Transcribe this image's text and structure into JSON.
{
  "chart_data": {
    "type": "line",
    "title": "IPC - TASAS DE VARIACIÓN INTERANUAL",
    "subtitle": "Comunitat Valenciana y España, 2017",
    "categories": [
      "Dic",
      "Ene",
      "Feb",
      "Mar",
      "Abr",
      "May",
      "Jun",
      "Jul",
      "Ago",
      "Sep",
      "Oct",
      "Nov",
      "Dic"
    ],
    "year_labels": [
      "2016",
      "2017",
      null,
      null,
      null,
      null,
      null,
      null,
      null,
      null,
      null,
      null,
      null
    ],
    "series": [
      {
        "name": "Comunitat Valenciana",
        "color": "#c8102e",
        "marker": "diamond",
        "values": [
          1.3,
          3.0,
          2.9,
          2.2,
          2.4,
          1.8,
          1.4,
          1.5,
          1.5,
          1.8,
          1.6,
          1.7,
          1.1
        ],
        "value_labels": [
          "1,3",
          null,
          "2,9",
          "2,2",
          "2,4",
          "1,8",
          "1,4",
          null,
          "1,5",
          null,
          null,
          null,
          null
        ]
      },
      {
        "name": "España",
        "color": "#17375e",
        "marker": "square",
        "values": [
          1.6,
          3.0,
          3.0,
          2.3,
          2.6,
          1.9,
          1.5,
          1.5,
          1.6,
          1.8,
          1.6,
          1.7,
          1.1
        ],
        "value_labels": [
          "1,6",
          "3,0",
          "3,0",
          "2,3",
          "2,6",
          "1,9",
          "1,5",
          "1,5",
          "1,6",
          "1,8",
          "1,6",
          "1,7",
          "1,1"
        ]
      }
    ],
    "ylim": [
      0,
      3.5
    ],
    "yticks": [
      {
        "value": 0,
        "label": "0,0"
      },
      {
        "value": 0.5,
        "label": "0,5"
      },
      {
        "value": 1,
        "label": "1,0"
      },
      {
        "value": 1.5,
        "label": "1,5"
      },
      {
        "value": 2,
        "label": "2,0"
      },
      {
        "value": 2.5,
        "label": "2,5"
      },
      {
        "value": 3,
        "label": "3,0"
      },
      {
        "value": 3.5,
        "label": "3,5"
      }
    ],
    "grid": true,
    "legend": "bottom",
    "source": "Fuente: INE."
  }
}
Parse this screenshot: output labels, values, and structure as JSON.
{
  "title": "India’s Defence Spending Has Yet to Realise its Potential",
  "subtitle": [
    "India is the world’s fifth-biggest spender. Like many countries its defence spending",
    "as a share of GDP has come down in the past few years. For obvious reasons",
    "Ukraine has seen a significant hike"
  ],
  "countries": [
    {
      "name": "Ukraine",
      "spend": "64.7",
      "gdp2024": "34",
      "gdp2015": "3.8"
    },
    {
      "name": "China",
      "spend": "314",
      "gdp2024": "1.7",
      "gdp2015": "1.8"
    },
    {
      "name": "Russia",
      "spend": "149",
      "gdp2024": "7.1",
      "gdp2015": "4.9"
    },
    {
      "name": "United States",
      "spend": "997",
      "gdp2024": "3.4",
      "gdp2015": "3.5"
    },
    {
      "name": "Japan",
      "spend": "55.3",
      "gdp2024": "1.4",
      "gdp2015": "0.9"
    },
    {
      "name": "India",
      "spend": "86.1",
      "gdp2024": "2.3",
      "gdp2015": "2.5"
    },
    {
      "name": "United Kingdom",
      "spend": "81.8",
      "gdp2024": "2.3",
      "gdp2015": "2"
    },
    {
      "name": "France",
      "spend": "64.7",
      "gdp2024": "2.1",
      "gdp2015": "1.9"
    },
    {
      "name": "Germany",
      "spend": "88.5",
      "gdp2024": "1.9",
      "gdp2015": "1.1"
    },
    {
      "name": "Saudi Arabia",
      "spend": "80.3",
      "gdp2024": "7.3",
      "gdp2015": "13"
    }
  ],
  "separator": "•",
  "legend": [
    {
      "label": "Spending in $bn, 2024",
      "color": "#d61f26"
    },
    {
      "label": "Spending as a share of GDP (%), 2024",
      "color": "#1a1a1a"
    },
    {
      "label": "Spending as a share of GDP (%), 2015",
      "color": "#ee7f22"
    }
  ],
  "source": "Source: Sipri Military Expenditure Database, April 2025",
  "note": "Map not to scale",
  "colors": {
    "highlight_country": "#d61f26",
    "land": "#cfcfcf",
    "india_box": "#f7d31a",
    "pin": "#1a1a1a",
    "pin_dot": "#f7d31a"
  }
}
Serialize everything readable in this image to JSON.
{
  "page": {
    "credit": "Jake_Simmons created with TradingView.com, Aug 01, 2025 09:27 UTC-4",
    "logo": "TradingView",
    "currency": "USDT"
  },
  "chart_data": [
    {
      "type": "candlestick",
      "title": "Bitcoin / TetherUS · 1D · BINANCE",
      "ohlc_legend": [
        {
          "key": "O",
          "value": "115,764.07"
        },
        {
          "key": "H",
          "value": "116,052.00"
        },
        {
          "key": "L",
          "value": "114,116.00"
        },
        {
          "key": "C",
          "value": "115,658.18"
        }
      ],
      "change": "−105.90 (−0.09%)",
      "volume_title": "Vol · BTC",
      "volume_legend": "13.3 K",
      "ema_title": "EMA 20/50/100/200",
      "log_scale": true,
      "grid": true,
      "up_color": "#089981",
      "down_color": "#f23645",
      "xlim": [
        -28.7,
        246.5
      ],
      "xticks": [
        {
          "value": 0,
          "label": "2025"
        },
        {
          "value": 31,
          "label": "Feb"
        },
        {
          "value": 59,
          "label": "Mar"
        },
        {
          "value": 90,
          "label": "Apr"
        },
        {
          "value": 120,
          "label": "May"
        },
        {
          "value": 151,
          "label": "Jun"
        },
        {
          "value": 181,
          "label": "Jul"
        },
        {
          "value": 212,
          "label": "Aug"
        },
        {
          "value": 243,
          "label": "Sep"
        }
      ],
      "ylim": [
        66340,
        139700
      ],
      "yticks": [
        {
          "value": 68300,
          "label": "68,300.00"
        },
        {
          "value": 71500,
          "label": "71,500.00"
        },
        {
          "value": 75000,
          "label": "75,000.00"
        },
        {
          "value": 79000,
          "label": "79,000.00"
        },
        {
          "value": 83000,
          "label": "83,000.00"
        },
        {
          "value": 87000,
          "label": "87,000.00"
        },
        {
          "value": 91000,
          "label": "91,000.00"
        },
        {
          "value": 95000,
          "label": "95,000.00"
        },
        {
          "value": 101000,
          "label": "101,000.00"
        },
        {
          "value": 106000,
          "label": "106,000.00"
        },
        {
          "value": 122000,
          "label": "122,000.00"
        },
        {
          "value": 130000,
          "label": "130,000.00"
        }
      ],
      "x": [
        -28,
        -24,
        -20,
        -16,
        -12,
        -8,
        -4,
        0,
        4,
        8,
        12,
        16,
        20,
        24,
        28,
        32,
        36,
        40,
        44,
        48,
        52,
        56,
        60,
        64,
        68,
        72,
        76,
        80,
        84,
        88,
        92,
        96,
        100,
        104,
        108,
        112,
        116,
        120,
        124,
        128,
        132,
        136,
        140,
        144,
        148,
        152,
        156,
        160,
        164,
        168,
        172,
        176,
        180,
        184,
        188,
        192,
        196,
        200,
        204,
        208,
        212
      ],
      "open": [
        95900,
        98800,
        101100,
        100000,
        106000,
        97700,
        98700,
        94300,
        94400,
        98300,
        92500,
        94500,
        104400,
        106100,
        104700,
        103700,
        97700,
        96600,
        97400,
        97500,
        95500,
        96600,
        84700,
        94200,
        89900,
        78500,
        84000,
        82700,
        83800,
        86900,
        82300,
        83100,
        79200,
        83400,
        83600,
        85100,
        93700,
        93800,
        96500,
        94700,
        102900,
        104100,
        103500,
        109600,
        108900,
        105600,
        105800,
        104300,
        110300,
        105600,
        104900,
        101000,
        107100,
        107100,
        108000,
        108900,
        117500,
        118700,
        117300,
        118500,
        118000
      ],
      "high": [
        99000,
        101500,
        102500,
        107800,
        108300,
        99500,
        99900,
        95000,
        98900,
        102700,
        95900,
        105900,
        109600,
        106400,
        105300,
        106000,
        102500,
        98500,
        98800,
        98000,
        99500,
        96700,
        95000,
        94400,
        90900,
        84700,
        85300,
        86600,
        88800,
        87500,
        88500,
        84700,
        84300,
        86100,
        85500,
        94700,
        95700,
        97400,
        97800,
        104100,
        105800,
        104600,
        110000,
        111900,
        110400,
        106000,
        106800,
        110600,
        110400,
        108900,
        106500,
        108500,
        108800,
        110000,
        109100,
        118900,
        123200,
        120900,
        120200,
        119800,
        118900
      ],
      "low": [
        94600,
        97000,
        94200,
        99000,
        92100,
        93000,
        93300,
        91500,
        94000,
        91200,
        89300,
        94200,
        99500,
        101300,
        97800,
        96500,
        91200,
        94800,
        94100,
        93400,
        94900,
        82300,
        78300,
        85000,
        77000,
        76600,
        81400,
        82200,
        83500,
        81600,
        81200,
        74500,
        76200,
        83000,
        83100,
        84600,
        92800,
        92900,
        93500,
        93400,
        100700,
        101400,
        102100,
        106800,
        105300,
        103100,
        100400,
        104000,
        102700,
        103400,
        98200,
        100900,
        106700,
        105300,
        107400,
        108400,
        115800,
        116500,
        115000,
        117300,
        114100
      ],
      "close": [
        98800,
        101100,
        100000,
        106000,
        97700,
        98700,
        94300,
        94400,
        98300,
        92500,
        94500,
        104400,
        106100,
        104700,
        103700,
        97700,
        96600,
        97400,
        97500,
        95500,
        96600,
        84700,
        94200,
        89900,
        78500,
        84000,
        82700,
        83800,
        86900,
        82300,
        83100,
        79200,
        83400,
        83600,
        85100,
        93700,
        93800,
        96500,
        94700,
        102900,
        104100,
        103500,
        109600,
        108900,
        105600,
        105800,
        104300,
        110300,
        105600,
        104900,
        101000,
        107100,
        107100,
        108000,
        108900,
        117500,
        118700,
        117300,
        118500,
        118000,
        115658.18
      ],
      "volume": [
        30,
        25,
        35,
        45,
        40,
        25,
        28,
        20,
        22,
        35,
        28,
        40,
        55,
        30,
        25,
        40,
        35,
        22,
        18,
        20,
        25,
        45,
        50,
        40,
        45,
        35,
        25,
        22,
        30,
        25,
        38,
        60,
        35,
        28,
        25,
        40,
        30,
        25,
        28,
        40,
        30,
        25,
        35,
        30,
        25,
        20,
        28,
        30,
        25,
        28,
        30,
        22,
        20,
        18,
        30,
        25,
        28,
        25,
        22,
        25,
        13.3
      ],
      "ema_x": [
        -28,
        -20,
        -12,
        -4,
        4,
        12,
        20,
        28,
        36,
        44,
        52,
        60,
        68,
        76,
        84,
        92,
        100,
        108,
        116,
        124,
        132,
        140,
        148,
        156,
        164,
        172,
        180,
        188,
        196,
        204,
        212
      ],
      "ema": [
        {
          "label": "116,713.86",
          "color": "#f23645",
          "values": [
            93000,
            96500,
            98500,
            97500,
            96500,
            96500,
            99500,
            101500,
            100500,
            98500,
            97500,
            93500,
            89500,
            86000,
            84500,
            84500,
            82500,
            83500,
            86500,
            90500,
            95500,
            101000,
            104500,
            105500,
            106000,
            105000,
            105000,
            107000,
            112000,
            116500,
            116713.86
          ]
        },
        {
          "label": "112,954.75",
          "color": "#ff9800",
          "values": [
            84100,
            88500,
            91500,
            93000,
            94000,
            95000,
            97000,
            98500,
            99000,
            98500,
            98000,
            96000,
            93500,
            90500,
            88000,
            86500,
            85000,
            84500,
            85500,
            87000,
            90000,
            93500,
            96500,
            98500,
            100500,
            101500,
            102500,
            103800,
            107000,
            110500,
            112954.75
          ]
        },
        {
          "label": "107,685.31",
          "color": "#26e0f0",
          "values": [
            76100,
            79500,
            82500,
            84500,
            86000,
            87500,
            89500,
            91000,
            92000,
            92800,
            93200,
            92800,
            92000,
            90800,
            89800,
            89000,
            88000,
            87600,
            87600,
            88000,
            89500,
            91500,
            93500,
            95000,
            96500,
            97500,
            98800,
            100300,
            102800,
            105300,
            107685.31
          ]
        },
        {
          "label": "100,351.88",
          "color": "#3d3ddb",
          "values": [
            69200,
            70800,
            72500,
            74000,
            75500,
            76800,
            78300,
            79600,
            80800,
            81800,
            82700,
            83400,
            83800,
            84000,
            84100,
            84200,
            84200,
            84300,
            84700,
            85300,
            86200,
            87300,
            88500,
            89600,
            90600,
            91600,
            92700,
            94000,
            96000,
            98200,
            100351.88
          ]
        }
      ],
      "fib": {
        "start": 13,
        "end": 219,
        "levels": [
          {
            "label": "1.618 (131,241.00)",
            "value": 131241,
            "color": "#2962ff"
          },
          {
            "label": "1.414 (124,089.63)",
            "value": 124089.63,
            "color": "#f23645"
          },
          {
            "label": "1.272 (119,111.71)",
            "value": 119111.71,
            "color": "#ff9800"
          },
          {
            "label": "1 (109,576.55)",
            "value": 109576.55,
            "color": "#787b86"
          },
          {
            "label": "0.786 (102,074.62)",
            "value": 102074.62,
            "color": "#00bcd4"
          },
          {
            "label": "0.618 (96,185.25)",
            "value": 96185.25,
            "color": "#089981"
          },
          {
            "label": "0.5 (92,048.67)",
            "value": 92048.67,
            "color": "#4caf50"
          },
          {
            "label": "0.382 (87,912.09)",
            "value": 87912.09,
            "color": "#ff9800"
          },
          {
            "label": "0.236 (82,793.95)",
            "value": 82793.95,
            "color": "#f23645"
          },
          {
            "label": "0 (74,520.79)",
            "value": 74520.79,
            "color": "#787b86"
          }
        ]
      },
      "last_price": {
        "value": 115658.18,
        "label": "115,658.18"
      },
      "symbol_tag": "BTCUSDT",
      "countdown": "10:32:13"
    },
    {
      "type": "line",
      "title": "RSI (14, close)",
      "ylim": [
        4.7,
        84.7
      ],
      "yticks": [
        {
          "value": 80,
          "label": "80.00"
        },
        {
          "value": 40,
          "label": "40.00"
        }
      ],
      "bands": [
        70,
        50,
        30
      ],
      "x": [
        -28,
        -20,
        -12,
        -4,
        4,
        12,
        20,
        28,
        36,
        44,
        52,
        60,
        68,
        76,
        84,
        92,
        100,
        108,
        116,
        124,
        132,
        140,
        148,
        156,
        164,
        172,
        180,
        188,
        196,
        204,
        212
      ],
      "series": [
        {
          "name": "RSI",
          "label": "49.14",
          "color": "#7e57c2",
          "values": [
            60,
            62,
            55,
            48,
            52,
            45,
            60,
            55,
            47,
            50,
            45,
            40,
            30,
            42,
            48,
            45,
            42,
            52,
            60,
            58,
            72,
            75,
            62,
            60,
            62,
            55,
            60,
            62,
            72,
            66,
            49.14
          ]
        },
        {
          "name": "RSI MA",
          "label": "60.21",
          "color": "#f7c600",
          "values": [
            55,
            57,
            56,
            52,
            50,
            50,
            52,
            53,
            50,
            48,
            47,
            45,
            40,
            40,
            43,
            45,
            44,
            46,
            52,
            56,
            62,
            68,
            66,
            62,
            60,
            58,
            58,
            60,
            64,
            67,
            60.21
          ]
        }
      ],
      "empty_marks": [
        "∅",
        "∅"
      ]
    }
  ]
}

__WHAT THIS TASK INVOLVES__.
From the listing above, copy every line that includes the word "España".

__THE RESULT__.
    "subtitle": "Comunitat Valenciana y España, 2017",
        "name": "España",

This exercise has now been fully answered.